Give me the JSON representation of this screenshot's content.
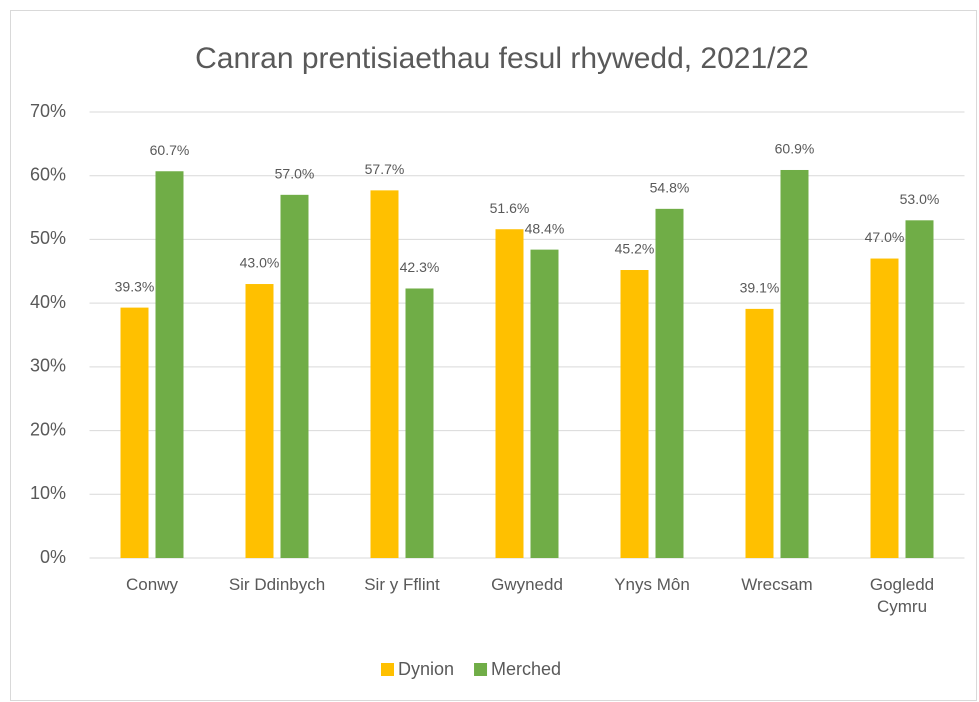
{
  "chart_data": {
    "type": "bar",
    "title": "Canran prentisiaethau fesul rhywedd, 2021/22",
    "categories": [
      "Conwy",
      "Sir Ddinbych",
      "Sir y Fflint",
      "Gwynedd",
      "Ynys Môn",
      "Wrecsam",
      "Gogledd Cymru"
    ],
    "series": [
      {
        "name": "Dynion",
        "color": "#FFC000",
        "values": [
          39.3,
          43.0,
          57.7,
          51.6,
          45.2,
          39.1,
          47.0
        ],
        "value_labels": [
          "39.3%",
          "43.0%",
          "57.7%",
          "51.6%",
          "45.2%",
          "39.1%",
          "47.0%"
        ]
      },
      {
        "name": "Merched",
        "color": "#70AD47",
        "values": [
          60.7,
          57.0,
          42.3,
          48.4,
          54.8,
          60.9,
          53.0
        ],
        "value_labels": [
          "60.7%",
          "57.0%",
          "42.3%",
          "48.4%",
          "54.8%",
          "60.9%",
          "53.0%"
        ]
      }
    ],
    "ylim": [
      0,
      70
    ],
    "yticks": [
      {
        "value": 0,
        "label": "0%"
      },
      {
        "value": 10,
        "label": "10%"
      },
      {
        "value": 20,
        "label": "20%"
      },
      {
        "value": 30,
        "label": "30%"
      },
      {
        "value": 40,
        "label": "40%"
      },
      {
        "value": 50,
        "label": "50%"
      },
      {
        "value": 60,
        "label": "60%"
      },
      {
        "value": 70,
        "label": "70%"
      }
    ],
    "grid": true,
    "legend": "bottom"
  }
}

- - - - - - -

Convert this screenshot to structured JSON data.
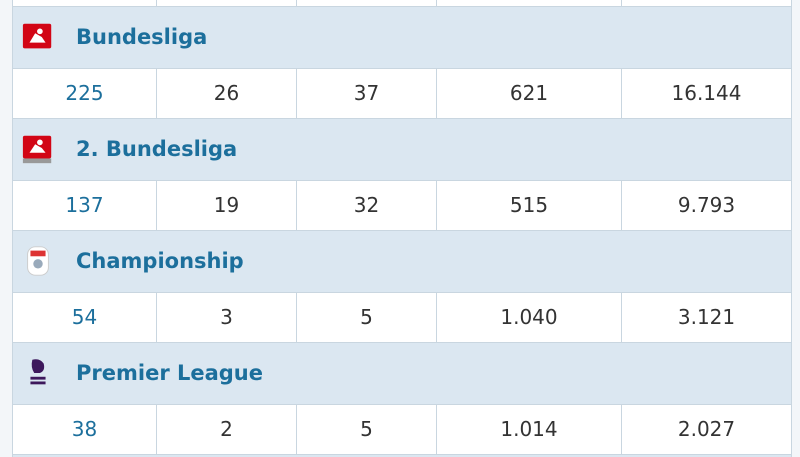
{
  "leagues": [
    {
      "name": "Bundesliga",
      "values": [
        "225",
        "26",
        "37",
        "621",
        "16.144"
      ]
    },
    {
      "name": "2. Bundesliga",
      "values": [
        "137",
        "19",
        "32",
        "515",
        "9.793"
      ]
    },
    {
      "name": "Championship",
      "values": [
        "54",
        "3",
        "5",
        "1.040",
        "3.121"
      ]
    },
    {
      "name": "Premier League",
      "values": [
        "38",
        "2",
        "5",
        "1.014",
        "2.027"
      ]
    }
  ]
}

- - - - - - -

Show all lines in the entries above where the word "JSON" appears.

> [Answer to the exercise]
Give me the JSON representation of this screenshot's content.
Convert this screenshot to structured JSON data.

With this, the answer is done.